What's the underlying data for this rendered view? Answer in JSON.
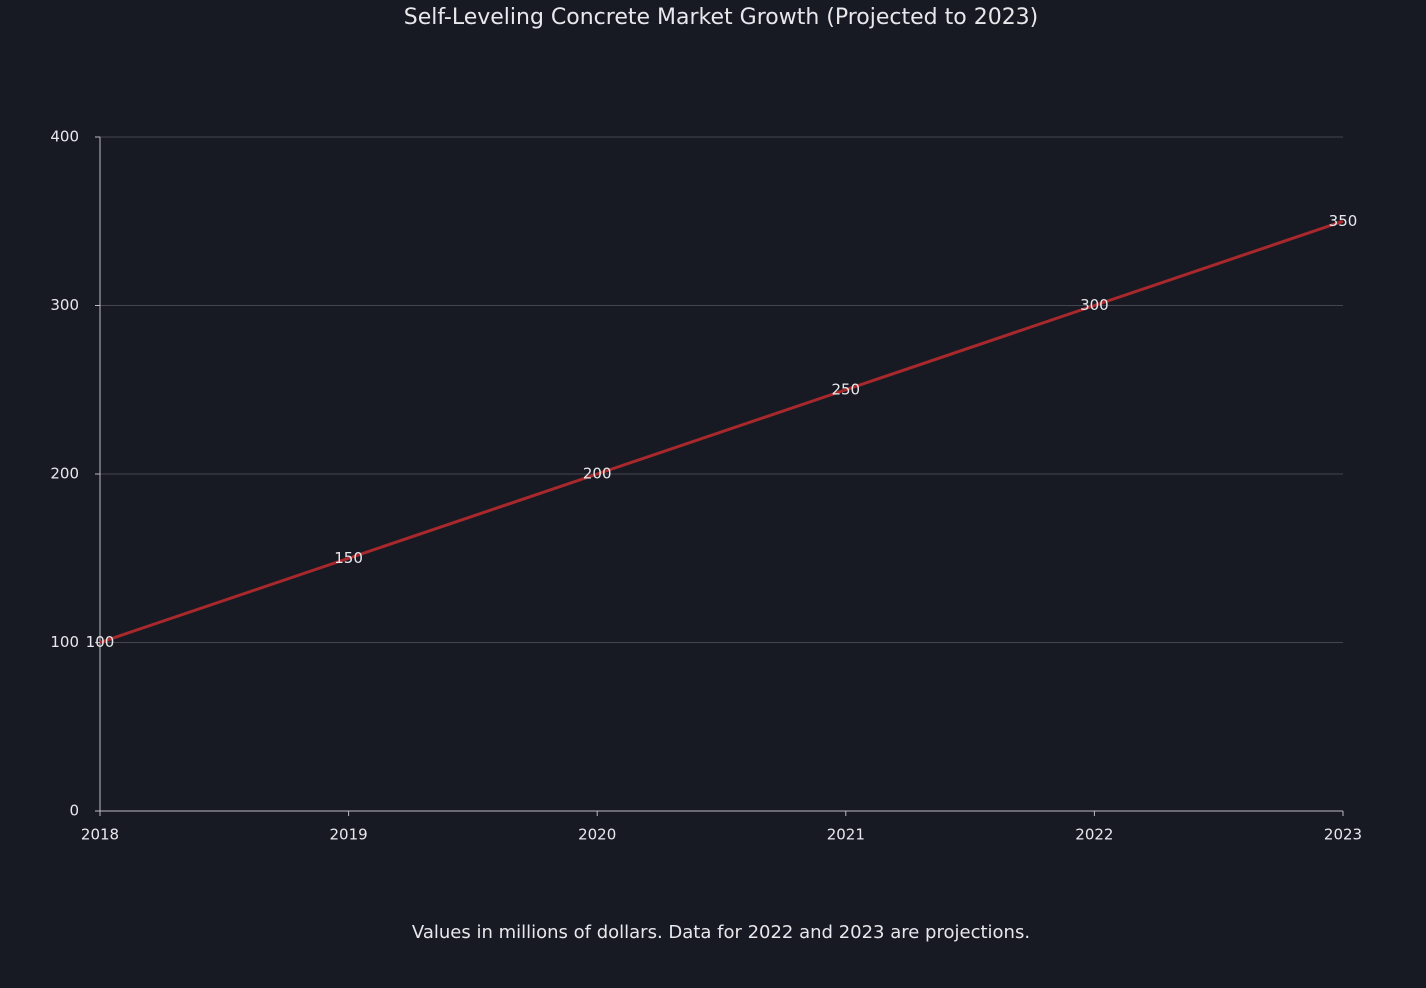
{
  "chart_data": {
    "type": "line",
    "title": "Self-Leveling Concrete Market Growth (Projected to 2023)",
    "note": "Values in millions of dollars. Data for 2022 and 2023 are projections.",
    "x": [
      2018,
      2019,
      2020,
      2021,
      2022,
      2023
    ],
    "values": [
      100,
      150,
      200,
      250,
      300,
      350
    ],
    "color": "#a8282c",
    "xlim": [
      2018,
      2023
    ],
    "xticks": [
      2018,
      2019,
      2020,
      2021,
      2022,
      2023
    ],
    "ylim": [
      0,
      400
    ],
    "yticks": [
      0,
      100,
      200,
      300,
      400
    ],
    "grid": true
  }
}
# # # # #
Stated problem >>
Return the records exactly. Don't carry the pictures over.

Answer for this exercise >>
What's the underlying data for this rendered view? Answer in JSON.
{
  "chart_data": {
    "type": "line",
    "title": "Self-Leveling Concrete Market Growth (Projected to 2023)",
    "note": "Values in millions of dollars. Data for 2022 and 2023 are projections.",
    "x": [
      2018,
      2019,
      2020,
      2021,
      2022,
      2023
    ],
    "values": [
      100,
      150,
      200,
      250,
      300,
      350
    ],
    "color": "#a8282c",
    "xlim": [
      2018,
      2023
    ],
    "xticks": [
      2018,
      2019,
      2020,
      2021,
      2022,
      2023
    ],
    "ylim": [
      0,
      400
    ],
    "yticks": [
      0,
      100,
      200,
      300,
      400
    ],
    "grid": true
  }
}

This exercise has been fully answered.